Dataset items
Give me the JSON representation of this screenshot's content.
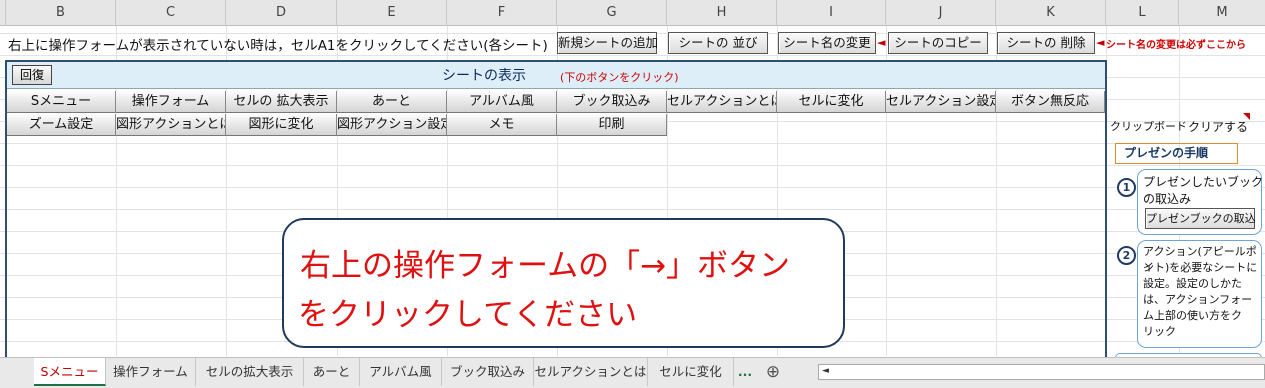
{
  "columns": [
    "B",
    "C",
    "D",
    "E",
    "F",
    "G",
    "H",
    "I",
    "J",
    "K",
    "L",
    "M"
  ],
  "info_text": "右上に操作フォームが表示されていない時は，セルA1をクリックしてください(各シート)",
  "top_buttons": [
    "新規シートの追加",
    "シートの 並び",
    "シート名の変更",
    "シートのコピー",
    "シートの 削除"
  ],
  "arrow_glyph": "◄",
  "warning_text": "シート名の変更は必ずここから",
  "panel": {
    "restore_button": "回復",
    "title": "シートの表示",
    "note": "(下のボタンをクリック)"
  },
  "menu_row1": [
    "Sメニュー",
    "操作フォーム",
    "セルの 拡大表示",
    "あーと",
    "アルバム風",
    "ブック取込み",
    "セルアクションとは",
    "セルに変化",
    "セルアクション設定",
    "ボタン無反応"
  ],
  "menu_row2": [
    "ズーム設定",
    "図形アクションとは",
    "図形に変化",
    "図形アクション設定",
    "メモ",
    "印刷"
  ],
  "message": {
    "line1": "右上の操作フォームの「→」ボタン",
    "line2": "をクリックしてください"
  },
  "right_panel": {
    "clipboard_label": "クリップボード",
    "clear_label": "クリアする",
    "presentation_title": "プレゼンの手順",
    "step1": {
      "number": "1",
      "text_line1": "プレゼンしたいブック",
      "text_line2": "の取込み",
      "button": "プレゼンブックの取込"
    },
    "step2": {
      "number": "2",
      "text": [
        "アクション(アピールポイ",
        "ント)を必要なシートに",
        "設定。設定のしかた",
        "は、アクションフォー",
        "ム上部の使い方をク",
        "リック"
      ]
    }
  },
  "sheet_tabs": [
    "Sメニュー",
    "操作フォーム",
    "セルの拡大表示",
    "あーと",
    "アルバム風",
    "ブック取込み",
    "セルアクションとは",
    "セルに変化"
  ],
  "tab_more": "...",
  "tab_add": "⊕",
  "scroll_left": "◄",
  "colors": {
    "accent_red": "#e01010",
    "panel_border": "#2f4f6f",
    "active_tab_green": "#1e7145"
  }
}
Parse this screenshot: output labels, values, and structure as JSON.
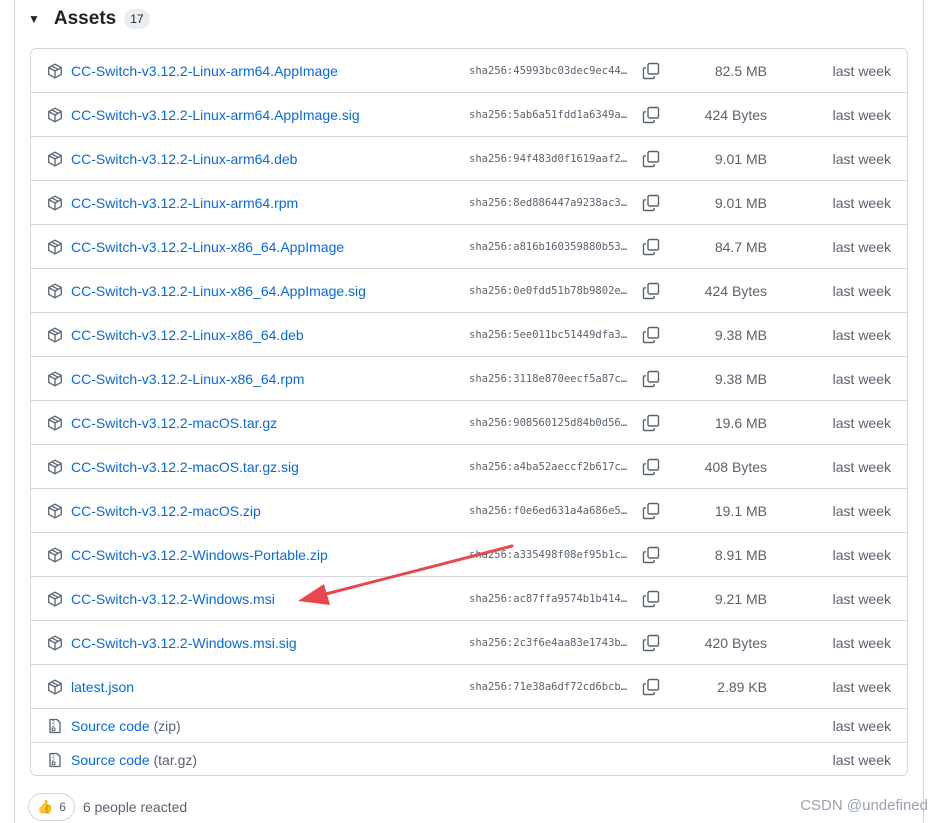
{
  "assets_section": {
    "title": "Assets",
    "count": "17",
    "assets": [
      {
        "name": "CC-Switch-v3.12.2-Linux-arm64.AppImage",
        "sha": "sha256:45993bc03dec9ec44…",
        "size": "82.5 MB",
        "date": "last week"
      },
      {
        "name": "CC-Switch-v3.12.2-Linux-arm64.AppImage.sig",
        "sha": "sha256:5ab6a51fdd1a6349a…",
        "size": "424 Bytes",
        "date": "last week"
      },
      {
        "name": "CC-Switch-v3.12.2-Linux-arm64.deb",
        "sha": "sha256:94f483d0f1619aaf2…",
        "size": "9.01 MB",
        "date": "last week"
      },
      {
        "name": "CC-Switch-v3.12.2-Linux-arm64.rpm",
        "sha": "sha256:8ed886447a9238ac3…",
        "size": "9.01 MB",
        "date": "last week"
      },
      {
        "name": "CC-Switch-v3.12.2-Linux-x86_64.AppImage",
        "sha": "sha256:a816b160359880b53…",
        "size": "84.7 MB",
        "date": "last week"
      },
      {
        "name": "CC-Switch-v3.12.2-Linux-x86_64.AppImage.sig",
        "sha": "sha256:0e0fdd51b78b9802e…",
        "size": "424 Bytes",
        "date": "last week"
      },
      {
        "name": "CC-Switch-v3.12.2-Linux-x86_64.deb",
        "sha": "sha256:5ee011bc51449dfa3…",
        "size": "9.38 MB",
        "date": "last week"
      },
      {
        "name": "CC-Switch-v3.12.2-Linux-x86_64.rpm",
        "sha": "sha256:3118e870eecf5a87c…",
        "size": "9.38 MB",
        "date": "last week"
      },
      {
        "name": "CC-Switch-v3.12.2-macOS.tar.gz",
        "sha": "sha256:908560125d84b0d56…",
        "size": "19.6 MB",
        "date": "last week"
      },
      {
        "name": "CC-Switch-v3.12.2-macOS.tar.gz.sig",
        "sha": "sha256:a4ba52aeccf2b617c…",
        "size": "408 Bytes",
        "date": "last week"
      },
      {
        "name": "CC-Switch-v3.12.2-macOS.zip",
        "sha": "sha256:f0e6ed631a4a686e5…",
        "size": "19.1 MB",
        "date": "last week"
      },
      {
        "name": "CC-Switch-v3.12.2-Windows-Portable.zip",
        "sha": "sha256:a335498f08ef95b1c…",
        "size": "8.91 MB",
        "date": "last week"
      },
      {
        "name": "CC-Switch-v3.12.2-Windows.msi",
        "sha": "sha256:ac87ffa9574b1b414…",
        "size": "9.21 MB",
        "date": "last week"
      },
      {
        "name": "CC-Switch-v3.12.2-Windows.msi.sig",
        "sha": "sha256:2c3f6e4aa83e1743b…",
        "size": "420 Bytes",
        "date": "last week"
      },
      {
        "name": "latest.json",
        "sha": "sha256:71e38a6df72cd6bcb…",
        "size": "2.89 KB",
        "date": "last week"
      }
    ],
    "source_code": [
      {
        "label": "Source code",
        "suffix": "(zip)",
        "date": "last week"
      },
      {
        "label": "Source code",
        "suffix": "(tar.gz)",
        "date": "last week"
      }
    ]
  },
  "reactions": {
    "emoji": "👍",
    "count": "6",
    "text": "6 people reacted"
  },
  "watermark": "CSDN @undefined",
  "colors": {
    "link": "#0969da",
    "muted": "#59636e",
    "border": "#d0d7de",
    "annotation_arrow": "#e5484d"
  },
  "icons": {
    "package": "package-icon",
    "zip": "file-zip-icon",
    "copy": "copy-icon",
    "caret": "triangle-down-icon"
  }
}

(Exercise task)
Leave out all images, then reproduce the entries above exactly.

(Complete output)
Give me the JSON representation of this screenshot's content.
{
  "columns": [
    "B",
    "C",
    "D",
    "E",
    "F",
    "G",
    "H",
    "I",
    "J",
    "K",
    "L",
    "M"
  ],
  "info_text": "右上に操作フォームが表示されていない時は，セルA1をクリックしてください(各シート)",
  "top_buttons": [
    "新規シートの追加",
    "シートの 並び",
    "シート名の変更",
    "シートのコピー",
    "シートの 削除"
  ],
  "arrow_glyph": "◄",
  "warning_text": "シート名の変更は必ずここから",
  "panel": {
    "restore_button": "回復",
    "title": "シートの表示",
    "note": "(下のボタンをクリック)"
  },
  "menu_row1": [
    "Sメニュー",
    "操作フォーム",
    "セルの 拡大表示",
    "あーと",
    "アルバム風",
    "ブック取込み",
    "セルアクションとは",
    "セルに変化",
    "セルアクション設定",
    "ボタン無反応"
  ],
  "menu_row2": [
    "ズーム設定",
    "図形アクションとは",
    "図形に変化",
    "図形アクション設定",
    "メモ",
    "印刷"
  ],
  "message": {
    "line1": "右上の操作フォームの「→」ボタン",
    "line2": "をクリックしてください"
  },
  "right_panel": {
    "clipboard_label": "クリップボード",
    "clear_label": "クリアする",
    "presentation_title": "プレゼンの手順",
    "step1": {
      "number": "1",
      "text_line1": "プレゼンしたいブック",
      "text_line2": "の取込み",
      "button": "プレゼンブックの取込"
    },
    "step2": {
      "number": "2",
      "text": [
        "アクション(アピールポイ",
        "ント)を必要なシートに",
        "設定。設定のしかた",
        "は、アクションフォー",
        "ム上部の使い方をク",
        "リック"
      ]
    }
  },
  "sheet_tabs": [
    "Sメニュー",
    "操作フォーム",
    "セルの拡大表示",
    "あーと",
    "アルバム風",
    "ブック取込み",
    "セルアクションとは",
    "セルに変化"
  ],
  "tab_more": "...",
  "tab_add": "⊕",
  "scroll_left": "◄",
  "colors": {
    "accent_red": "#e01010",
    "panel_border": "#2f4f6f",
    "active_tab_green": "#1e7145"
  }
}
Parse this screenshot: output labels, values, and structure as JSON.
{
  "assets_section": {
    "title": "Assets",
    "count": "17",
    "assets": [
      {
        "name": "CC-Switch-v3.12.2-Linux-arm64.AppImage",
        "sha": "sha256:45993bc03dec9ec44…",
        "size": "82.5 MB",
        "date": "last week"
      },
      {
        "name": "CC-Switch-v3.12.2-Linux-arm64.AppImage.sig",
        "sha": "sha256:5ab6a51fdd1a6349a…",
        "size": "424 Bytes",
        "date": "last week"
      },
      {
        "name": "CC-Switch-v3.12.2-Linux-arm64.deb",
        "sha": "sha256:94f483d0f1619aaf2…",
        "size": "9.01 MB",
        "date": "last week"
      },
      {
        "name": "CC-Switch-v3.12.2-Linux-arm64.rpm",
        "sha": "sha256:8ed886447a9238ac3…",
        "size": "9.01 MB",
        "date": "last week"
      },
      {
        "name": "CC-Switch-v3.12.2-Linux-x86_64.AppImage",
        "sha": "sha256:a816b160359880b53…",
        "size": "84.7 MB",
        "date": "last week"
      },
      {
        "name": "CC-Switch-v3.12.2-Linux-x86_64.AppImage.sig",
        "sha": "sha256:0e0fdd51b78b9802e…",
        "size": "424 Bytes",
        "date": "last week"
      },
      {
        "name": "CC-Switch-v3.12.2-Linux-x86_64.deb",
        "sha": "sha256:5ee011bc51449dfa3…",
        "size": "9.38 MB",
        "date": "last week"
      },
      {
        "name": "CC-Switch-v3.12.2-Linux-x86_64.rpm",
        "sha": "sha256:3118e870eecf5a87c…",
        "size": "9.38 MB",
        "date": "last week"
      },
      {
        "name": "CC-Switch-v3.12.2-macOS.tar.gz",
        "sha": "sha256:908560125d84b0d56…",
        "size": "19.6 MB",
        "date": "last week"
      },
      {
        "name": "CC-Switch-v3.12.2-macOS.tar.gz.sig",
        "sha": "sha256:a4ba52aeccf2b617c…",
        "size": "408 Bytes",
        "date": "last week"
      },
      {
        "name": "CC-Switch-v3.12.2-macOS.zip",
        "sha": "sha256:f0e6ed631a4a686e5…",
        "size": "19.1 MB",
        "date": "last week"
      },
      {
        "name": "CC-Switch-v3.12.2-Windows-Portable.zip",
        "sha": "sha256:a335498f08ef95b1c…",
        "size": "8.91 MB",
        "date": "last week"
      },
      {
        "name": "CC-Switch-v3.12.2-Windows.msi",
        "sha": "sha256:ac87ffa9574b1b414…",
        "size": "9.21 MB",
        "date": "last week"
      },
      {
        "name": "CC-Switch-v3.12.2-Windows.msi.sig",
        "sha": "sha256:2c3f6e4aa83e1743b…",
        "size": "420 Bytes",
        "date": "last week"
      },
      {
        "name": "latest.json",
        "sha": "sha256:71e38a6df72cd6bcb…",
        "size": "2.89 KB",
        "date": "last week"
      }
    ],
    "source_code": [
      {
        "label": "Source code",
        "suffix": "(zip)",
        "date": "last week"
      },
      {
        "label": "Source code",
        "suffix": "(tar.gz)",
        "date": "last week"
      }
    ]
  },
  "reactions": {
    "emoji": "👍",
    "count": "6",
    "text": "6 people reacted"
  },
  "watermark": "CSDN @undefined",
  "colors": {
    "link": "#0969da",
    "muted": "#59636e",
    "border": "#d0d7de",
    "annotation_arrow": "#e5484d"
  },
  "icons": {
    "package": "package-icon",
    "zip": "file-zip-icon",
    "copy": "copy-icon",
    "caret": "triangle-down-icon"
  }
}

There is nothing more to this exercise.